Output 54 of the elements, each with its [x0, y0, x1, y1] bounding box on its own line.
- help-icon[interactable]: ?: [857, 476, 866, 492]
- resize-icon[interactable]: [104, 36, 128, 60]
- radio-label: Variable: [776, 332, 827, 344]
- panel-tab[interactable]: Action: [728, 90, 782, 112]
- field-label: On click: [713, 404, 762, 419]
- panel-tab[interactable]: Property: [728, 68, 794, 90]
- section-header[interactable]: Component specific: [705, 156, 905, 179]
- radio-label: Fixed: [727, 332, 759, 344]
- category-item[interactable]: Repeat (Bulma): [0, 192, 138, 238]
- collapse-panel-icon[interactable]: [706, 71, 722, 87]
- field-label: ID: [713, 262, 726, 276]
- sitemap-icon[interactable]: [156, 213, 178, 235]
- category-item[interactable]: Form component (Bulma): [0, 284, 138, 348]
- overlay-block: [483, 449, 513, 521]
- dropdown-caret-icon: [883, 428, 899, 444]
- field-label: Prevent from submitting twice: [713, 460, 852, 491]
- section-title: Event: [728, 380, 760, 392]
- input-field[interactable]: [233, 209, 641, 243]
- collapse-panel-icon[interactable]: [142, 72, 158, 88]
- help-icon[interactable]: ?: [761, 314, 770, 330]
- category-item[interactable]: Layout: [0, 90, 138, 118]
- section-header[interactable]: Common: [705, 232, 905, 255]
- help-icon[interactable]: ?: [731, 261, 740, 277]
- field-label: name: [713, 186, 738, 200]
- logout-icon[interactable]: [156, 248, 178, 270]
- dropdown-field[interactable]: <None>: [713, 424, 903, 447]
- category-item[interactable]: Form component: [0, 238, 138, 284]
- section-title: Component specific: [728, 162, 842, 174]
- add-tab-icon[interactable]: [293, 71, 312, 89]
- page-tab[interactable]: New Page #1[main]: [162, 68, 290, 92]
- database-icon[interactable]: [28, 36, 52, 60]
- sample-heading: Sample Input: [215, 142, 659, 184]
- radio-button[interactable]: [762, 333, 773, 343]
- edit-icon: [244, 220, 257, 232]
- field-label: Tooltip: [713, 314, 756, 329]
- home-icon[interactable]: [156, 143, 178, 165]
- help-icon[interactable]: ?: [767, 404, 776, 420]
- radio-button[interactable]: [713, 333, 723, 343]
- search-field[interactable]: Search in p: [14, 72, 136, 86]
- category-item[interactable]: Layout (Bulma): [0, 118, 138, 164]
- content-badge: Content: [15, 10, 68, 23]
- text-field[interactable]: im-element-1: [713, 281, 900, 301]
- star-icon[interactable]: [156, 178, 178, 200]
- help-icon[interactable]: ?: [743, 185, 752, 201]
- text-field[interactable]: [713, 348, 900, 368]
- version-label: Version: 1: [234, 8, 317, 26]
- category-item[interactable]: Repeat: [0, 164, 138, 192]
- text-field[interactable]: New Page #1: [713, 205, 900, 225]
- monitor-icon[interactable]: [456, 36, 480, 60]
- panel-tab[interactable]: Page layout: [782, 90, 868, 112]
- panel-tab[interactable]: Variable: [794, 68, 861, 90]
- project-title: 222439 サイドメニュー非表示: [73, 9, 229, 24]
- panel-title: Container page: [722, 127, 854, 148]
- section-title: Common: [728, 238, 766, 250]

* * * * * * * * *

DIRECTION: Lay out the stretch of the listing from its first line through the line containing "- edit-icon: [244, 220, 257, 232]", inclusive, as a JSON list of strings with one string per line and blank lines omitted.

THE ANSWER:
[
  "Output 54 of the elements, each with its [x0, y0, x1, y1] bounding box on its own line.",
  "- help-icon[interactable]: ?: [857, 476, 866, 492]",
  "- resize-icon[interactable]: [104, 36, 128, 60]",
  "- radio-label: Variable: [776, 332, 827, 344]",
  "- panel-tab[interactable]: Action: [728, 90, 782, 112]",
  "- field-label: On click: [713, 404, 762, 419]",
  "- panel-tab[interactable]: Property: [728, 68, 794, 90]",
  "- section-header[interactable]: Component specific: [705, 156, 905, 179]",
  "- radio-label: Fixed: [727, 332, 759, 344]",
  "- category-item[interactable]: Repeat (Bulma): [0, 192, 138, 238]",
  "- collapse-panel-icon[interactable]: [706, 71, 722, 87]",
  "- field-label: ID: [713, 262, 726, 276]",
  "- sitemap-icon[interactable]: [156, 213, 178, 235]",
  "- category-item[interactable]: Form component (Bulma): [0, 284, 138, 348]",
  "- overlay-block: [483, 449, 513, 521]",
  "- dropdown-caret-icon: [883, 428, 899, 444]",
  "- field-label: Prevent from submitting twice: [713, 460, 852, 491]",
  "- section-title: Event: [728, 380, 760, 392]",
  "- input-field[interactable]: [233, 209, 641, 243]",
  "- collapse-panel-icon[interactable]: [142, 72, 158, 88]",
  "- help-icon[interactable]: ?: [761, 314, 770, 330]",
  "- category-item[interactable]: Layout: [0, 90, 138, 118]",
  "- section-header[interactable]: Common: [705, 232, 905, 255]",
  "- help-icon[interactable]: ?: [731, 261, 740, 277]",
  "- field-label: name: [713, 186, 738, 200]",
  "- logout-icon[interactable]: [156, 248, 178, 270]",
  "- dropdown-field[interactable]: <None>: [713, 424, 903, 447]",
  "- category-item[interactable]: Form component: [0, 238, 138, 284]",
  "- section-title: Component specific: [728, 162, 842, 174]",
  "- add-tab-icon[interactable]: [293, 71, 312, 89]",
  "- page-tab[interactable]: New Page #1[main]: [162, 68, 290, 92]",
  "- database-icon[interactable]: [28, 36, 52, 60]",
  "- sample-heading: Sample Input: [215, 142, 659, 184]",
  "- radio-button[interactable]: [762, 333, 773, 343]",
  "- edit-icon: [244, 220, 257, 232]"
]